[Recorded data]
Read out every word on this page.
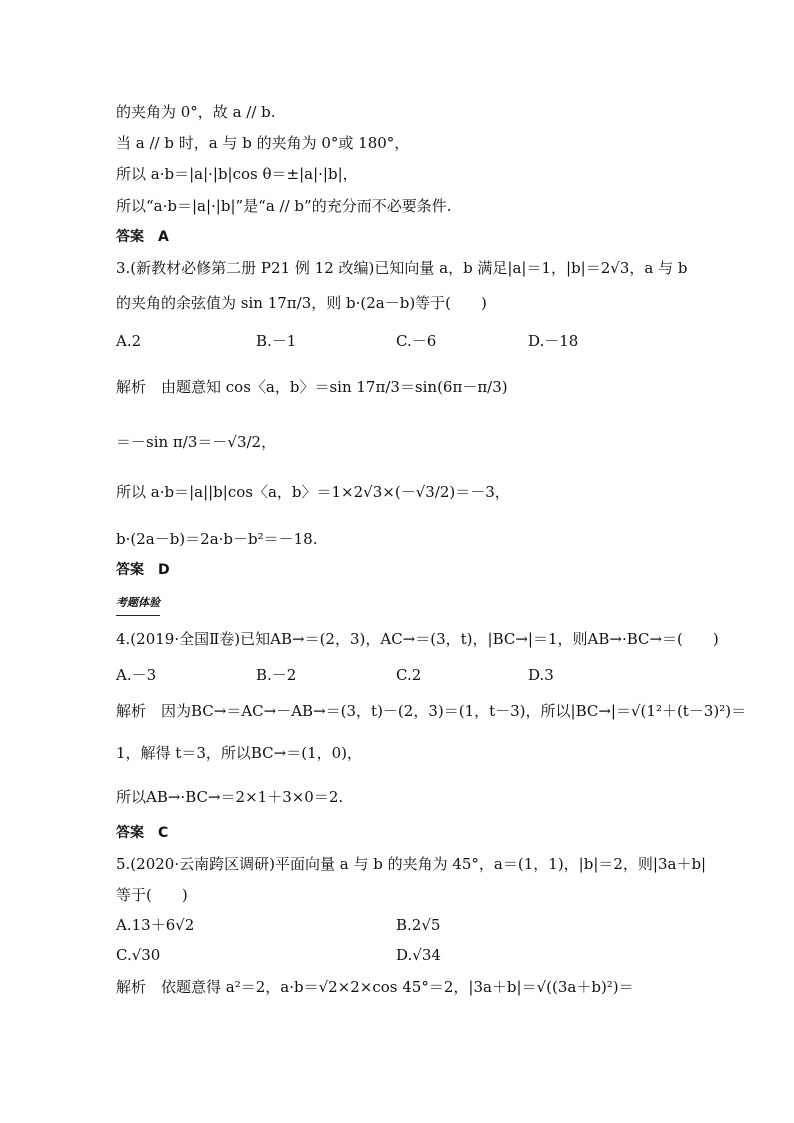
的夹角为 0°，故 a // b.
当 a // b 时，a 与 b 的夹角为 0°或 180°，
所以 a·b＝|a|·|b|cos θ＝±|a|·|b|，
所以“a·b＝|a|·|b|”是“a // b”的充分而不必要条件.
答案　A
3.(新教材必修第二册 P21 例 12 改编)已知向量 a，b 满足|a|＝1，|b|＝2√3，a 与 b
的夹角的余弦值为 sin 17π/3，则 b·(2a－b)等于(　　)
A.2	B.－1	C.－6	D.－18
解析　由题意知 cos〈a，b〉＝sin 17π/3＝sin(6π－π/3)
＝－sin π/3＝－√3/2，
所以 a·b＝|a||b|cos〈a，b〉＝1×2√3×(－√3/2)＝－3，
b·(2a－b)＝2a·b－b²＝－18.
答案　D
考题体验
4.(2019·全国Ⅱ卷)已知AB→＝(2，3)，AC→＝(3，t)，|BC→|＝1，则AB→·BC→＝(　　)
A.－3	B.－2	C.2	D.3
解析　因为BC→＝AC→－AB→＝(3，t)－(2，3)＝(1，t－3)，所以|BC→|＝√(1²＋(t－3)²)＝
1，解得 t＝3，所以BC→＝(1，0)，
所以AB→·BC→＝2×1＋3×0＝2.
答案　C
5.(2020·云南跨区调研)平面向量 a 与 b 的夹角为 45°，a＝(1，1)，|b|＝2，则|3a＋b|
等于(　　)
A.13＋6√2	B.2√5
C.√30	D.√34
解析　依题意得 a²＝2，a·b＝√2×2×cos 45°＝2，|3a＋b|＝√((3a＋b)²)＝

● **WRITTEN REQUEST**
Please transcribe the material above exactly as written. Leave the pictures out.

● **FINAL ANSWER**
Read out every word on this page.
的夹角为 0°，故 a // b.
当 a // b 时，a 与 b 的夹角为 0°或 180°，
所以 a·b＝|a|·|b|cos θ＝±|a|·|b|，
所以“a·b＝|a|·|b|”是“a // b”的充分而不必要条件.
答案　A
3.(新教材必修第二册 P21 例 12 改编)已知向量 a，b 满足|a|＝1，|b|＝2√3，a 与 b
的夹角的余弦值为 sin 17π/3，则 b·(2a－b)等于(　　)
A.2	B.－1	C.－6	D.－18
解析　由题意知 cos〈a，b〉＝sin 17π/3＝sin(6π－π/3)
＝－sin π/3＝－√3/2，
所以 a·b＝|a||b|cos〈a，b〉＝1×2√3×(－√3/2)＝－3，
b·(2a－b)＝2a·b－b²＝－18.
答案　D
考题体验
4.(2019·全国Ⅱ卷)已知AB→＝(2，3)，AC→＝(3，t)，|BC→|＝1，则AB→·BC→＝(　　)
A.－3	B.－2	C.2	D.3
解析　因为BC→＝AC→－AB→＝(3，t)－(2，3)＝(1，t－3)，所以|BC→|＝√(1²＋(t－3)²)＝
1，解得 t＝3，所以BC→＝(1，0)，
所以AB→·BC→＝2×1＋3×0＝2.
答案　C
5.(2020·云南跨区调研)平面向量 a 与 b 的夹角为 45°，a＝(1，1)，|b|＝2，则|3a＋b|
等于(　　)
A.13＋6√2	B.2√5
C.√30	D.√34
解析　依题意得 a²＝2，a·b＝√2×2×cos 45°＝2，|3a＋b|＝√((3a＋b)²)＝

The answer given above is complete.